**Exercise prompt**. Find all the lines with "qualitat" and gather them.

-- START Given information --

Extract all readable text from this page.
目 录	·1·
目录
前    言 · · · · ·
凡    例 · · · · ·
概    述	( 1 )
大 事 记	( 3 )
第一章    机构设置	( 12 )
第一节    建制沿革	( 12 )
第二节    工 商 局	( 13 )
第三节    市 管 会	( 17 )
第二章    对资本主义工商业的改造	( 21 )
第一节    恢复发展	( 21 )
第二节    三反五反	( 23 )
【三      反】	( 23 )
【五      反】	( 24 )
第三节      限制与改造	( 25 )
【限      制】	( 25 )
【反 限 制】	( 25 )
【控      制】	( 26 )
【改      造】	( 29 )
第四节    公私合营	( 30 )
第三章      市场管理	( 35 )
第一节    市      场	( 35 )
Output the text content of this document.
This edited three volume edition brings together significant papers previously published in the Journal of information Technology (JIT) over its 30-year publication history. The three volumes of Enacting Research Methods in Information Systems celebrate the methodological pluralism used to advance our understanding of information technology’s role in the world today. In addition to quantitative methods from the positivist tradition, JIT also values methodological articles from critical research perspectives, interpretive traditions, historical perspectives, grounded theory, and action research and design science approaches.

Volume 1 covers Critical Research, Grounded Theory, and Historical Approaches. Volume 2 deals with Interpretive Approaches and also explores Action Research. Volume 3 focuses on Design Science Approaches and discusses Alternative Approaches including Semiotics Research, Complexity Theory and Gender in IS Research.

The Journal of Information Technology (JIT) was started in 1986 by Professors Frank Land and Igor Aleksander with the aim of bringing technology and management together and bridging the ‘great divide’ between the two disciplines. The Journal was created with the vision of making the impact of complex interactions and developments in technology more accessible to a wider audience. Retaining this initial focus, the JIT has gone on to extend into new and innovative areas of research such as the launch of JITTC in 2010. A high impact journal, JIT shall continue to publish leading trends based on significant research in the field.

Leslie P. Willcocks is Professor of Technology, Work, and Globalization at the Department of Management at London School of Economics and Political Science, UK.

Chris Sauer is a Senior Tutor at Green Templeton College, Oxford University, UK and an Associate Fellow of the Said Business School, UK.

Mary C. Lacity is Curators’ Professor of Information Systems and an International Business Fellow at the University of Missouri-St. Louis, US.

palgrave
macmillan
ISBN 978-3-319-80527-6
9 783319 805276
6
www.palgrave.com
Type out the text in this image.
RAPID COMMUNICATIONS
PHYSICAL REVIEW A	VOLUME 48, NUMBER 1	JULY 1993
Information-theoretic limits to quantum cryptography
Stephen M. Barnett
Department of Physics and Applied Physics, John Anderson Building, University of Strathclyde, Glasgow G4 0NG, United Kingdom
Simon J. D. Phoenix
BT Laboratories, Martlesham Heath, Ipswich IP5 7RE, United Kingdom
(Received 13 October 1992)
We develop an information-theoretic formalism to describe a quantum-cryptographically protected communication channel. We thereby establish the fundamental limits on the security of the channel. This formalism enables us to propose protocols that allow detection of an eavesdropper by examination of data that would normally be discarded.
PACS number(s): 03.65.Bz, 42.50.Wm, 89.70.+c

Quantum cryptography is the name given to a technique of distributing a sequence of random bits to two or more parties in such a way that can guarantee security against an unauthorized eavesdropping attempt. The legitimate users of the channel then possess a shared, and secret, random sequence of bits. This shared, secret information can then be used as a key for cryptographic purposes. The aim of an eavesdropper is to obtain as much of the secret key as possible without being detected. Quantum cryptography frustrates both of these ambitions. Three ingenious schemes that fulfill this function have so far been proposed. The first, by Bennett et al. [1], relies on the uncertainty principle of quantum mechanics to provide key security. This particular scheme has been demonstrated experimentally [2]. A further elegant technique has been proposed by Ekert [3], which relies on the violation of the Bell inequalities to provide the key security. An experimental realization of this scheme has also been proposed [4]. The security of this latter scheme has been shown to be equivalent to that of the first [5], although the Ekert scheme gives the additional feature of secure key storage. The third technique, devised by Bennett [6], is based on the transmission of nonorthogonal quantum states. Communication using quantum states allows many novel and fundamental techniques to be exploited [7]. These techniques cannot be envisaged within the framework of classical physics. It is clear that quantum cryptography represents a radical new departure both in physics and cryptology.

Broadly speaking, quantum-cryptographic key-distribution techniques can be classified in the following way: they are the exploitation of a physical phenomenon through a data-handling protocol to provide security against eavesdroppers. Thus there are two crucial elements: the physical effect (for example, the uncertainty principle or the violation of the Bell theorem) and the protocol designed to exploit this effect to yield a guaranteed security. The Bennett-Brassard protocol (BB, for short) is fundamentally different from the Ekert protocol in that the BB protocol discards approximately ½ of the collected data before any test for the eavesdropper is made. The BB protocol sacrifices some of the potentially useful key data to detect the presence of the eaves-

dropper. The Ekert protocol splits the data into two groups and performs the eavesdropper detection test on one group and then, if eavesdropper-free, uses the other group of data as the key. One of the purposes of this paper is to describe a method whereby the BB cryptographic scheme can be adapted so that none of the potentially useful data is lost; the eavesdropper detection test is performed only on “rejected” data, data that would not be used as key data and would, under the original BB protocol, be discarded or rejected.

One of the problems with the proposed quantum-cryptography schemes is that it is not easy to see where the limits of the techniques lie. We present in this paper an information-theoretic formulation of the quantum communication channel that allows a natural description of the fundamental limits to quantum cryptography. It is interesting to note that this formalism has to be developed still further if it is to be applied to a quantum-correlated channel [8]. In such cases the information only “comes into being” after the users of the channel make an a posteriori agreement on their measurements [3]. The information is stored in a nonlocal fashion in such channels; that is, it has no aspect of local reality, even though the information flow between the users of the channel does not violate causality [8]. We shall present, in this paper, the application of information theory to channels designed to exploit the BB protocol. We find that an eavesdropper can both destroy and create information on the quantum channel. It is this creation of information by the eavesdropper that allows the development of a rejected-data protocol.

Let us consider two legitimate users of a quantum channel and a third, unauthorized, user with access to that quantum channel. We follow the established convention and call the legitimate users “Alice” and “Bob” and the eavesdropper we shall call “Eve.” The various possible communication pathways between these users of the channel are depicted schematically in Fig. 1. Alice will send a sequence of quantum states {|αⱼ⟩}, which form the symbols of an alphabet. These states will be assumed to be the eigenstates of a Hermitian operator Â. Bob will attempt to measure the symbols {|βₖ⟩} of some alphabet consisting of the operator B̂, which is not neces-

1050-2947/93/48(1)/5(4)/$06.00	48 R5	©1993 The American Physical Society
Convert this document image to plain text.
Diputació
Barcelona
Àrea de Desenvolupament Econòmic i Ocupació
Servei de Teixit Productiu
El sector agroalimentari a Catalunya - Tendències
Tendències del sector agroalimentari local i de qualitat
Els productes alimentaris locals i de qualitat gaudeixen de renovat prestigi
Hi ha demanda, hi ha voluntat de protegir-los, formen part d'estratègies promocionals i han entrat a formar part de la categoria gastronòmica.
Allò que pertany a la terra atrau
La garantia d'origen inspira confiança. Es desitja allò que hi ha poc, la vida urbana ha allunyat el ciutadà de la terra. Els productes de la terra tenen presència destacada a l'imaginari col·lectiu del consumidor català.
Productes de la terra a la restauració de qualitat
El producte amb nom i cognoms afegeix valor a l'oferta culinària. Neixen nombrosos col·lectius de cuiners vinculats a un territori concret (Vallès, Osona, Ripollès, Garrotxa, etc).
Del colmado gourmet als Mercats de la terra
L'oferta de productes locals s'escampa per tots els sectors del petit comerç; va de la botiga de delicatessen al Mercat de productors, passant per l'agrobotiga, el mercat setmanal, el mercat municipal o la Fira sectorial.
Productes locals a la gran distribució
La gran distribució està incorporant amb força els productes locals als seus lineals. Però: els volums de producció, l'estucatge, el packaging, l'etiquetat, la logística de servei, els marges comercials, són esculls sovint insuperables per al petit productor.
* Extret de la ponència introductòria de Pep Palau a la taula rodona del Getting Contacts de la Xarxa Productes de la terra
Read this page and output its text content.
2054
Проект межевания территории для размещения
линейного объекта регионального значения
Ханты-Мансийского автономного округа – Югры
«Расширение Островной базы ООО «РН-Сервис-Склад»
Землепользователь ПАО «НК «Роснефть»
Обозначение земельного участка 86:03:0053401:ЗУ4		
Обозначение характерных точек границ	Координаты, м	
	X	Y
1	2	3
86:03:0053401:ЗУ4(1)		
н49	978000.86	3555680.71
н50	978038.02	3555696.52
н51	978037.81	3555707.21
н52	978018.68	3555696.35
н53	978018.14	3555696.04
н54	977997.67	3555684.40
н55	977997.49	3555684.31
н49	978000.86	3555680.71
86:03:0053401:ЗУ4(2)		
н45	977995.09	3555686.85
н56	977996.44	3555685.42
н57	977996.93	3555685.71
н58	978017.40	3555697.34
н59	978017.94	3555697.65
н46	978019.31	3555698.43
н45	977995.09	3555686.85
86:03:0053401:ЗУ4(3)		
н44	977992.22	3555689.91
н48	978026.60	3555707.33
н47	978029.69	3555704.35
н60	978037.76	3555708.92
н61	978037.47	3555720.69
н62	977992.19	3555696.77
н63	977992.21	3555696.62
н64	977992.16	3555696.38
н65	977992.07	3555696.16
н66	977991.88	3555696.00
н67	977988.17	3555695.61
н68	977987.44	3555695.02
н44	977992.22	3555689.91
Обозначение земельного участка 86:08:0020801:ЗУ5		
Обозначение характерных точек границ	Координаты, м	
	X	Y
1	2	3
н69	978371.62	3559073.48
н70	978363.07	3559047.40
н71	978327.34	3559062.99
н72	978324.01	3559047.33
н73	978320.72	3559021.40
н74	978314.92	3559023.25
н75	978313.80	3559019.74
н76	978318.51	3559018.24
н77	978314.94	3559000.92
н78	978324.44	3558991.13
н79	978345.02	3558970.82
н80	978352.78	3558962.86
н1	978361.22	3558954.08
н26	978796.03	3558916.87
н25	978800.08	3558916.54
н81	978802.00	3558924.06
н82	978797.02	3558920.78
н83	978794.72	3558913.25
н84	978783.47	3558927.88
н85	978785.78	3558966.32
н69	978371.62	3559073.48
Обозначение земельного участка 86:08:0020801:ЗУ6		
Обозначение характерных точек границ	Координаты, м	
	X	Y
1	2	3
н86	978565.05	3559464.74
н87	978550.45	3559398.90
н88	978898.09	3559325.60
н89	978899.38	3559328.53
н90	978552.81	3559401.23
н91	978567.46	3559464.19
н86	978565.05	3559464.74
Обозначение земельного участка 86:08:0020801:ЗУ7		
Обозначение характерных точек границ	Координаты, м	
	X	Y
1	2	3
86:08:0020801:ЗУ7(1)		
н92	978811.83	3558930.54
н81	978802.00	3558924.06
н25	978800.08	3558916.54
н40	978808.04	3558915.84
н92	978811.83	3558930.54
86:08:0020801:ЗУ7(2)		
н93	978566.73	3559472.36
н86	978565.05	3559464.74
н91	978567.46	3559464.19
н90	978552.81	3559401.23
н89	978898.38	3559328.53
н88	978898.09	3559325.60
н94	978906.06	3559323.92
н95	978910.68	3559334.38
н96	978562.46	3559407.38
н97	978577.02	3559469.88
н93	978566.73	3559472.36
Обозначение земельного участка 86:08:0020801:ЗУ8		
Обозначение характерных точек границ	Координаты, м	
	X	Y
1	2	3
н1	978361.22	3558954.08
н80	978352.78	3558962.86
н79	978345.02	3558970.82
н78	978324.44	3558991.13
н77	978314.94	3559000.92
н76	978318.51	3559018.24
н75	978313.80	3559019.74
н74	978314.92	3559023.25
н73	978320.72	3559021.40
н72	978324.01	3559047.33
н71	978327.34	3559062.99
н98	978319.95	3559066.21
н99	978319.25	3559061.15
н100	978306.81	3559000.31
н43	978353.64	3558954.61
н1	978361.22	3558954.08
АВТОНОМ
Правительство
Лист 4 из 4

-- END Given information --

**Solution to this exercise**.
Tendències del sector agroalimentari local i de qualitat
Els productes alimentaris locals i de qualitat gaudeixen de renovat prestigi
Productes de la terra a la restauració de qualitat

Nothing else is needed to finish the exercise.